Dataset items
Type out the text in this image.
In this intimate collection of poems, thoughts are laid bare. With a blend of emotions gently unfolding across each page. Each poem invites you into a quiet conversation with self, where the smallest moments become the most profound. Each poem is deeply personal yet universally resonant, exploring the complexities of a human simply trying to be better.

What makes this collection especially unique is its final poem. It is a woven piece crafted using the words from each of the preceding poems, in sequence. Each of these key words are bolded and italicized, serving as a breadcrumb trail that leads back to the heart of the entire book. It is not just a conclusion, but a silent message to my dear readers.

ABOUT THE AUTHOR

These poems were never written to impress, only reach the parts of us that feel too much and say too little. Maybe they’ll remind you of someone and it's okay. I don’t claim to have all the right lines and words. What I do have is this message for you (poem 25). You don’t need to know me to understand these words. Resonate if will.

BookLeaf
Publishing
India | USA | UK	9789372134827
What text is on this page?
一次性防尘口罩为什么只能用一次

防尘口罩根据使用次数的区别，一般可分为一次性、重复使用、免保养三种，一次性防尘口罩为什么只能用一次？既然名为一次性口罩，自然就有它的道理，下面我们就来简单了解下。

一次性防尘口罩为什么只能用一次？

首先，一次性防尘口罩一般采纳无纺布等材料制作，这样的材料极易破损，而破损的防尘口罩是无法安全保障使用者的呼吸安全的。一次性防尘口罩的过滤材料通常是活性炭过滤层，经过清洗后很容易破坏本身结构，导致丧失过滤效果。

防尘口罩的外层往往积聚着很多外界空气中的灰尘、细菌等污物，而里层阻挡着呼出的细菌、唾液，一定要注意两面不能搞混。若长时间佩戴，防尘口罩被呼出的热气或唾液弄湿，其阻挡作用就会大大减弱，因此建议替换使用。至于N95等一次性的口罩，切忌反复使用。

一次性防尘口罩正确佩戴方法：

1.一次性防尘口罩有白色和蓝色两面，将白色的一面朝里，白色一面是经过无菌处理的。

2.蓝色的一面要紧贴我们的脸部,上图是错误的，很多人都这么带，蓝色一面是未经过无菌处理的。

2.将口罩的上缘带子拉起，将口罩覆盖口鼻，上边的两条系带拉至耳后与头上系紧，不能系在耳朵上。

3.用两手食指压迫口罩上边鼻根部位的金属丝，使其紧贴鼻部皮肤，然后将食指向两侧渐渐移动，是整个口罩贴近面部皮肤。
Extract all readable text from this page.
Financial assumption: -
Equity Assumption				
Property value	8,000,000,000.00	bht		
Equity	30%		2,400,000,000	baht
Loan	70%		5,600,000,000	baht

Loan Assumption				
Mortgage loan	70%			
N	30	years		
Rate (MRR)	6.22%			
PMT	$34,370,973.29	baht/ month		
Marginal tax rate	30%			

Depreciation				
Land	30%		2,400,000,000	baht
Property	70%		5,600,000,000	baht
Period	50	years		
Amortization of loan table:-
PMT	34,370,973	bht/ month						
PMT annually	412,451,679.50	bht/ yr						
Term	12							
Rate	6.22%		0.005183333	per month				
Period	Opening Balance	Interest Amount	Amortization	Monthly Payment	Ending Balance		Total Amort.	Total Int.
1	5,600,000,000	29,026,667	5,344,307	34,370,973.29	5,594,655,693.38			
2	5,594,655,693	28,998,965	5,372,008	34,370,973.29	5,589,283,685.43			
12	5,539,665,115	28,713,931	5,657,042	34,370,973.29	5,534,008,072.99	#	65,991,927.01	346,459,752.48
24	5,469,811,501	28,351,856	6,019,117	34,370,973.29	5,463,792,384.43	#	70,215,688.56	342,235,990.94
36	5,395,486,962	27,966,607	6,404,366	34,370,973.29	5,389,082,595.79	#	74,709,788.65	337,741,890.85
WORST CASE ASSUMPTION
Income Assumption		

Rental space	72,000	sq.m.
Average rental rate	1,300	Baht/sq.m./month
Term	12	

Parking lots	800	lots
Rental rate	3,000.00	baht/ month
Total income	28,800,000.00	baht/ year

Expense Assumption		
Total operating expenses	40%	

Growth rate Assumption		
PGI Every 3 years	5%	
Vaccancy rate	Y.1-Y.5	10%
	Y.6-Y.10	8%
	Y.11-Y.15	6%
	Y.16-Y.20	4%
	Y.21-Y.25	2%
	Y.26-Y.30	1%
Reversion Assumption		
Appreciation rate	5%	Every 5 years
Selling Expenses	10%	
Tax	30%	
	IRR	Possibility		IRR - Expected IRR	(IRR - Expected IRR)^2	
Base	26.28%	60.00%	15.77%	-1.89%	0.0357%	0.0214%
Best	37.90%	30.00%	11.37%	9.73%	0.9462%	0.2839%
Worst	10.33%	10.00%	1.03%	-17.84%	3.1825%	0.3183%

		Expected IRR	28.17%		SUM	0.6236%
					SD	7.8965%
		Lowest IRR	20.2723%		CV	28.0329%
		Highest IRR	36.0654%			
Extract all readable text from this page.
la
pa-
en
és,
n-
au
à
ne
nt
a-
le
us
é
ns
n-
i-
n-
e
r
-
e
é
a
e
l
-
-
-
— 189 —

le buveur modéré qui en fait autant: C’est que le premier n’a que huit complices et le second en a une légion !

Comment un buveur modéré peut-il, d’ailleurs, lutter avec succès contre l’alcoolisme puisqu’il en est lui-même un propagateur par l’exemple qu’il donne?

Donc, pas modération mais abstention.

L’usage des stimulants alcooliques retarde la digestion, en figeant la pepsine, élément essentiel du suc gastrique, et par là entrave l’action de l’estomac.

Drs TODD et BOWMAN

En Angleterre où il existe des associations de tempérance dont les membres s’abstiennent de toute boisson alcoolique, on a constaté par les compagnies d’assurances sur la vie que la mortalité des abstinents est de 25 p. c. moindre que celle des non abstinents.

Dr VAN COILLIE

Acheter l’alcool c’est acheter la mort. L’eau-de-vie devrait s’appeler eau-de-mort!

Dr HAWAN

WHAT THE EXERCISE ASKS
The full set of records should be duplicated exactly.

REPLY
Type out the text in this image.
In this intimate collection of poems, thoughts are laid bare. With a blend of emotions gently unfolding across each page. Each poem invites you into a quiet conversation with self, where the smallest moments become the most profound. Each poem is deeply personal yet universally resonant, exploring the complexities of a human simply trying to be better.

What makes this collection especially unique is its final poem. It is a woven piece crafted using the words from each of the preceding poems, in sequence. Each of these key words are bolded and italicized, serving as a breadcrumb trail that leads back to the heart of the entire book. It is not just a conclusion, but a silent message to my dear readers.

ABOUT THE AUTHOR

These poems were never written to impress, only reach the parts of us that feel too much and say too little. Maybe they’ll remind you of someone and it's okay. I don’t claim to have all the right lines and words. What I do have is this message for you (poem 25). You don’t need to know me to understand these words. Resonate if will.

BookLeaf
Publishing
India | USA | UK	9789372134827
What text is on this page?
一次性防尘口罩为什么只能用一次

防尘口罩根据使用次数的区别，一般可分为一次性、重复使用、免保养三种，一次性防尘口罩为什么只能用一次？既然名为一次性口罩，自然就有它的道理，下面我们就来简单了解下。

一次性防尘口罩为什么只能用一次？

首先，一次性防尘口罩一般采纳无纺布等材料制作，这样的材料极易破损，而破损的防尘口罩是无法安全保障使用者的呼吸安全的。一次性防尘口罩的过滤材料通常是活性炭过滤层，经过清洗后很容易破坏本身结构，导致丧失过滤效果。

防尘口罩的外层往往积聚着很多外界空气中的灰尘、细菌等污物，而里层阻挡着呼出的细菌、唾液，一定要注意两面不能搞混。若长时间佩戴，防尘口罩被呼出的热气或唾液弄湿，其阻挡作用就会大大减弱，因此建议替换使用。至于N95等一次性的口罩，切忌反复使用。

一次性防尘口罩正确佩戴方法：

1.一次性防尘口罩有白色和蓝色两面，将白色的一面朝里，白色一面是经过无菌处理的。

2.蓝色的一面要紧贴我们的脸部,上图是错误的，很多人都这么带，蓝色一面是未经过无菌处理的。

2.将口罩的上缘带子拉起，将口罩覆盖口鼻，上边的两条系带拉至耳后与头上系紧，不能系在耳朵上。

3.用两手食指压迫口罩上边鼻根部位的金属丝，使其紧贴鼻部皮肤，然后将食指向两侧渐渐移动，是整个口罩贴近面部皮肤。
Extract all readable text from this page.
Financial assumption: -
Equity Assumption				
Property value	8,000,000,000.00	bht		
Equity	30%		2,400,000,000	baht
Loan	70%		5,600,000,000	baht

Loan Assumption				
Mortgage loan	70%			
N	30	years		
Rate (MRR)	6.22%			
PMT	$34,370,973.29	baht/ month		
Marginal tax rate	30%			

Depreciation				
Land	30%		2,400,000,000	baht
Property	70%		5,600,000,000	baht
Period	50	years		
Amortization of loan table:-
PMT	34,370,973	bht/ month						
PMT annually	412,451,679.50	bht/ yr						
Term	12							
Rate	6.22%		0.005183333	per month				
Period	Opening Balance	Interest Amount	Amortization	Monthly Payment	Ending Balance		Total Amort.	Total Int.
1	5,600,000,000	29,026,667	5,344,307	34,370,973.29	5,594,655,693.38			
2	5,594,655,693	28,998,965	5,372,008	34,370,973.29	5,589,283,685.43			
12	5,539,665,115	28,713,931	5,657,042	34,370,973.29	5,534,008,072.99	#	65,991,927.01	346,459,752.48
24	5,469,811,501	28,351,856	6,019,117	34,370,973.29	5,463,792,384.43	#	70,215,688.56	342,235,990.94
36	5,395,486,962	27,966,607	6,404,366	34,370,973.29	5,389,082,595.79	#	74,709,788.65	337,741,890.85
WORST CASE ASSUMPTION
Income Assumption		

Rental space	72,000	sq.m.
Average rental rate	1,300	Baht/sq.m./month
Term	12	

Parking lots	800	lots
Rental rate	3,000.00	baht/ month
Total income	28,800,000.00	baht/ year

Expense Assumption		
Total operating expenses	40%	

Growth rate Assumption		
PGI Every 3 years	5%	
Vaccancy rate	Y.1-Y.5	10%
	Y.6-Y.10	8%
	Y.11-Y.15	6%
	Y.16-Y.20	4%
	Y.21-Y.25	2%
	Y.26-Y.30	1%
Reversion Assumption		
Appreciation rate	5%	Every 5 years
Selling Expenses	10%	
Tax	30%	
	IRR	Possibility		IRR - Expected IRR	(IRR - Expected IRR)^2	
Base	26.28%	60.00%	15.77%	-1.89%	0.0357%	0.0214%
Best	37.90%	30.00%	11.37%	9.73%	0.9462%	0.2839%
Worst	10.33%	10.00%	1.03%	-17.84%	3.1825%	0.3183%

		Expected IRR	28.17%		SUM	0.6236%
					SD	7.8965%
		Lowest IRR	20.2723%		CV	28.0329%
		Highest IRR	36.0654%			
Extract all readable text from this page.
la
pa-
en
és,
n-
au
à
ne
nt
a-
le
us
é
ns
n-
i-
n-
e
r
-
e
é
a
e
l
-
-
-
— 189 —

le buveur modéré qui en fait autant: C’est que le premier n’a que huit complices et le second en a une légion !

Comment un buveur modéré peut-il, d’ailleurs, lutter avec succès contre l’alcoolisme puisqu’il en est lui-même un propagateur par l’exemple qu’il donne?

Donc, pas modération mais abstention.

L’usage des stimulants alcooliques retarde la digestion, en figeant la pepsine, élément essentiel du suc gastrique, et par là entrave l’action de l’estomac.

Drs TODD et BOWMAN

En Angleterre où il existe des associations de tempérance dont les membres s’abstiennent de toute boisson alcoolique, on a constaté par les compagnies d’assurances sur la vie que la mortalité des abstinents est de 25 p. c. moindre que celle des non abstinents.

Dr VAN COILLIE

Acheter l’alcool c’est acheter la mort. L’eau-de-vie devrait s’appeler eau-de-mort!

Dr HAWAN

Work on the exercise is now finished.